RECORDS TO USE >>
--*--
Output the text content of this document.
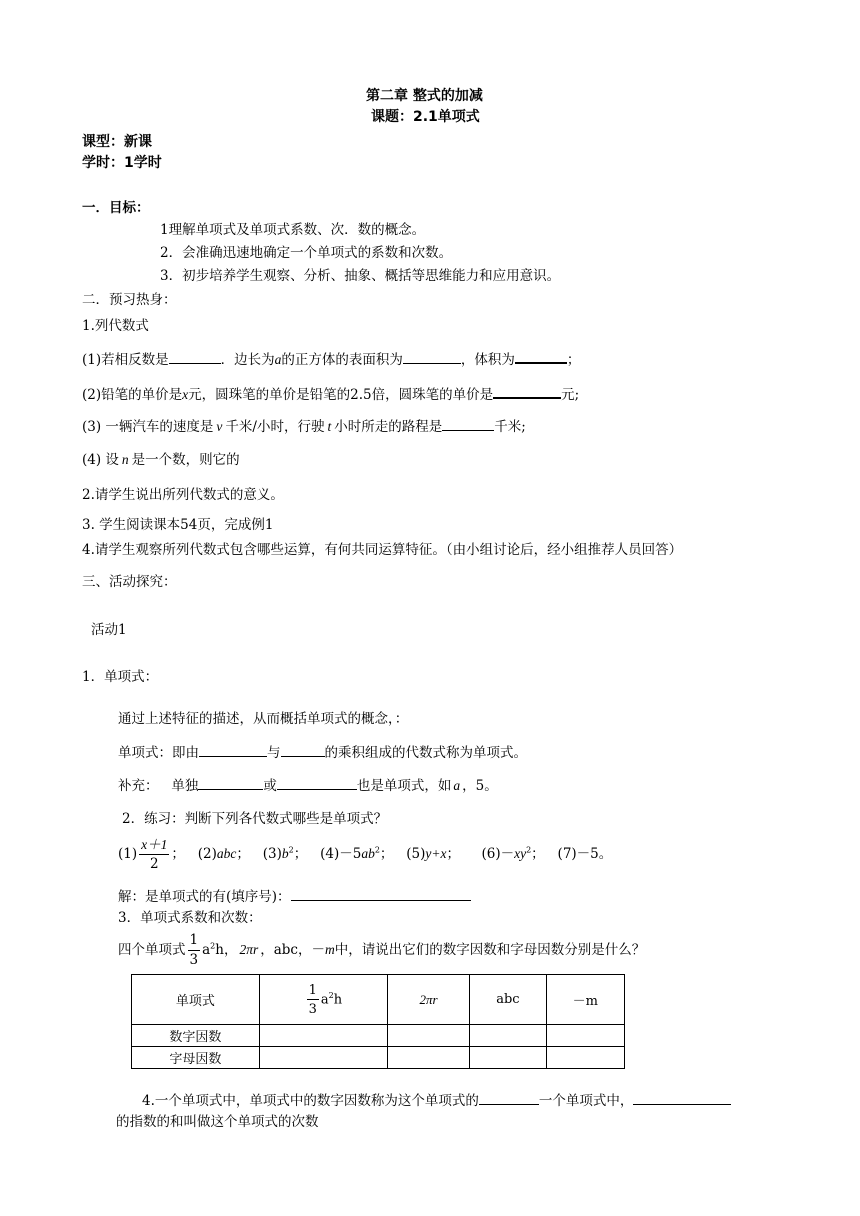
第二章 整式的加减
课题：2.1单项式
课型：新课
学时：1学时
一．目标：
1理解单项式及单项式系数、次．数的概念。
2．会准确迅速地确定一个单项式的系数和次数。
3．初步培养学生观察、分析、抽象、概括等思维能力和应用意识。
二．预习热身：
1.列代数式
(1)若相反数是	．边长为a的正方体的表面积为	，体积为	；
(2)铅笔的单价是x元，圆珠笔的单价是铅笔的2.5倍，圆珠笔的单价是	元;
(3) 一辆汽车的速度是 v 千米/小时，行驶 t 小时所走的路程是	千米;
(4) 设 n 是一个数，则它的
2.请学生说出所列代数式的意义。
3. 学生阅读课本54页，完成例1
4.请学生观察所列代数式包含哪些运算，有何共同运算特征。（由小组讨论后，经小组推荐人员回答）
三、活动探究：
活动1
1．单项式：
通过上述特征的描述，从而概括单项式的概念，：
单项式：即由	与	的乘积组成的代数式称为单项式。
补充：   单独	或	也是单项式，如 a ，5。
2．练习：判断下列各代数式哪些是单项式？
$(1) \frac{x+1}{2}$ ； (2)abc； $(3)b^2$； $(4)-5ab^2$； (5)y+x； $(6)-xy^2$； (7)－5。
解：是单项式的有(填序号)：
3．单项式系数和次数：
四个单项式 $\frac{1}{3} a^2h$， 2πr ，abc，－m中，请说出它们的数字因数和字母因数分别是什么？
单项式	$\frac{1}{3} a^2h$	2πr	abc	－m
数字因数				
字母因数				
4.一个单项式中，单项式中的数字因数称为这个单项式的	一个单项式中，
的指数的和叫做这个单项式的次数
--*--
WHAT IS EXPECTED >>
Restate the data above exactly, stripping out each image.

WRITTEN RESPONSE >>
Output the text content of this document.
第二章 整式的加减
课题：2.1单项式
课型：新课
学时：1学时
一．目标：
1理解单项式及单项式系数、次．数的概念。
2．会准确迅速地确定一个单项式的系数和次数。
3．初步培养学生观察、分析、抽象、概括等思维能力和应用意识。
二．预习热身：
1.列代数式
(1)若相反数是	．边长为a的正方体的表面积为	，体积为	；
(2)铅笔的单价是x元，圆珠笔的单价是铅笔的2.5倍，圆珠笔的单价是	元;
(3) 一辆汽车的速度是 v 千米/小时，行驶 t 小时所走的路程是	千米;
(4) 设 n 是一个数，则它的
2.请学生说出所列代数式的意义。
3. 学生阅读课本54页，完成例1
4.请学生观察所列代数式包含哪些运算，有何共同运算特征。（由小组讨论后，经小组推荐人员回答）
三、活动探究：
活动1
1．单项式：
通过上述特征的描述，从而概括单项式的概念，：
单项式：即由	与	的乘积组成的代数式称为单项式。
补充：   单独	或	也是单项式，如 a ，5。
2．练习：判断下列各代数式哪些是单项式？
$(1) \frac{x+1}{2}$ ； (2)abc； $(3)b^2$； $(4)-5ab^2$； (5)y+x； $(6)-xy^2$； (7)－5。
解：是单项式的有(填序号)：
3．单项式系数和次数：
四个单项式 $\frac{1}{3} a^2h$， 2πr ，abc，－m中，请说出它们的数字因数和字母因数分别是什么？
单项式	$\frac{1}{3} a^2h$	2πr	abc	－m
数字因数				
字母因数				
4.一个单项式中，单项式中的数字因数称为这个单项式的	一个单项式中，
的指数的和叫做这个单项式的次数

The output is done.